- Task description:
Output only the span of lines that begins at the line containing "Output a JSON" and ends at the last line of the data, both included, exactly as they appear.

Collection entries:
## start

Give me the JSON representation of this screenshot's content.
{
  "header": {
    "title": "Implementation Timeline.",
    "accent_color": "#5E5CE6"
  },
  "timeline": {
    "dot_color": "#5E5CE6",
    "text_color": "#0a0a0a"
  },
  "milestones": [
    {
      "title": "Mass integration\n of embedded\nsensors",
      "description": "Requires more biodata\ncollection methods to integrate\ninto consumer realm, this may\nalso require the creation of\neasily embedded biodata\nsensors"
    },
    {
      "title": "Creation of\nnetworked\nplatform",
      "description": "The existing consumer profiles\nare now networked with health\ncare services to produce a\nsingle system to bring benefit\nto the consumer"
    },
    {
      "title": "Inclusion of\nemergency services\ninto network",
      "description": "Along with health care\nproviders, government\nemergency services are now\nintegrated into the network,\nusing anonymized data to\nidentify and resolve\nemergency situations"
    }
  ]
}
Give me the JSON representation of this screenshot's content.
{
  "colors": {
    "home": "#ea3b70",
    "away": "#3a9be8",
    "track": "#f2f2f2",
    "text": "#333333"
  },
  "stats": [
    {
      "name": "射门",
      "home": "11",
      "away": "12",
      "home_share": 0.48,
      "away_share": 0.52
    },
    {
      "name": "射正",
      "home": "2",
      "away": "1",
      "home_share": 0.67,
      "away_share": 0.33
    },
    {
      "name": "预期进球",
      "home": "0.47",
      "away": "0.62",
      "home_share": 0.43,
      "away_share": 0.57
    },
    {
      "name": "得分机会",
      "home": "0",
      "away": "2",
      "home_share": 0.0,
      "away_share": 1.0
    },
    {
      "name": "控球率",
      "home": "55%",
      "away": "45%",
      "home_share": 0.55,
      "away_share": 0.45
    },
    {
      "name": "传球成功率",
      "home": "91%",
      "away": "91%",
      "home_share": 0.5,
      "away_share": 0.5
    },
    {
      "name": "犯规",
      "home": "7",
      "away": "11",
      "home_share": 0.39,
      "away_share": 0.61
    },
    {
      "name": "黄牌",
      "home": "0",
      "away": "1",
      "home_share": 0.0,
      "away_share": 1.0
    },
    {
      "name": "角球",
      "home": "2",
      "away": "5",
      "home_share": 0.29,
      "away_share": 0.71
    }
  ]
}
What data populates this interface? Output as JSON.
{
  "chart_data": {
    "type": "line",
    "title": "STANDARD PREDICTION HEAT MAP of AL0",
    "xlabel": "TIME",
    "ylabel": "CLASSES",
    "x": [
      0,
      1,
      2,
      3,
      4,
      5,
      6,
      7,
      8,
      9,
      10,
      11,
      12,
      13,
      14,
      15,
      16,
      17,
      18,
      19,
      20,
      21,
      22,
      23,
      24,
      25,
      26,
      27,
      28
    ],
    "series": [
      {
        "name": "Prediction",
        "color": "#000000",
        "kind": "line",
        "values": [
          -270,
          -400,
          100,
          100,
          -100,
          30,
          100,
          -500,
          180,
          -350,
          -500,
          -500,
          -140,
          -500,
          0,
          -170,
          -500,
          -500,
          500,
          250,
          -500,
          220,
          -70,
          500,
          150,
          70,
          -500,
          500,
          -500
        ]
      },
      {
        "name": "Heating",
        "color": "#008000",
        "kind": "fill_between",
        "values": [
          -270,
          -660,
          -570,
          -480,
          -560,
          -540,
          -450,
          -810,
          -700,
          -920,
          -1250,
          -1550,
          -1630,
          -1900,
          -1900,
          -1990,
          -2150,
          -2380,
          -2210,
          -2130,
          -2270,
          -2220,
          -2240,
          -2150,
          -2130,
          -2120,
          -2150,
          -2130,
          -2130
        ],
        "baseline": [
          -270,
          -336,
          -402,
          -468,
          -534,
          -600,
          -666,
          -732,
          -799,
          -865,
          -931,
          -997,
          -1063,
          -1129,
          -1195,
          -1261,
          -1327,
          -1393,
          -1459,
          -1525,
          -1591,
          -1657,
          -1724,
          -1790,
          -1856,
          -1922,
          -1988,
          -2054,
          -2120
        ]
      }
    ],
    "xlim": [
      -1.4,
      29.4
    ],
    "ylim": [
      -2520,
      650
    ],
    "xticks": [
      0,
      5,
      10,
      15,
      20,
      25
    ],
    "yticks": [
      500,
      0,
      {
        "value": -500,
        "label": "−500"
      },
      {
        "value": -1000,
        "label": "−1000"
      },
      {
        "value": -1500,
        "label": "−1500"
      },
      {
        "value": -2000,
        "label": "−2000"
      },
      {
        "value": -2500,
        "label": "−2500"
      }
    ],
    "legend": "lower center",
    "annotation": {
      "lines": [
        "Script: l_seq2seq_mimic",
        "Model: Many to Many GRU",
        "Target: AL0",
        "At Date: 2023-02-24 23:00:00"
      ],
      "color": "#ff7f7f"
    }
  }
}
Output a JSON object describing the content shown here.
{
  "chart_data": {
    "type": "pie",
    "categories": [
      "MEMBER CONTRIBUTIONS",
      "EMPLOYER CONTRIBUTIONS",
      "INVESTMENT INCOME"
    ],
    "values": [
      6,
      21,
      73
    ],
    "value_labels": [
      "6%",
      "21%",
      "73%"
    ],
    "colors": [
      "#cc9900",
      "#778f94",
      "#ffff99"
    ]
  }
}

## end

- Final result:
Output a JSON object describing the content shown here.
{
  "chart_data": {
    "type": "pie",
    "categories": [
      "MEMBER CONTRIBUTIONS",
      "EMPLOYER CONTRIBUTIONS",
      "INVESTMENT INCOME"
    ],
    "values": [
      6,
      21,
      73
    ],
    "value_labels": [
      "6%",
      "21%",
      "73%"
    ],
    "colors": [
      "#cc9900",
      "#778f94",
      "#ffff99"
    ]
  }
}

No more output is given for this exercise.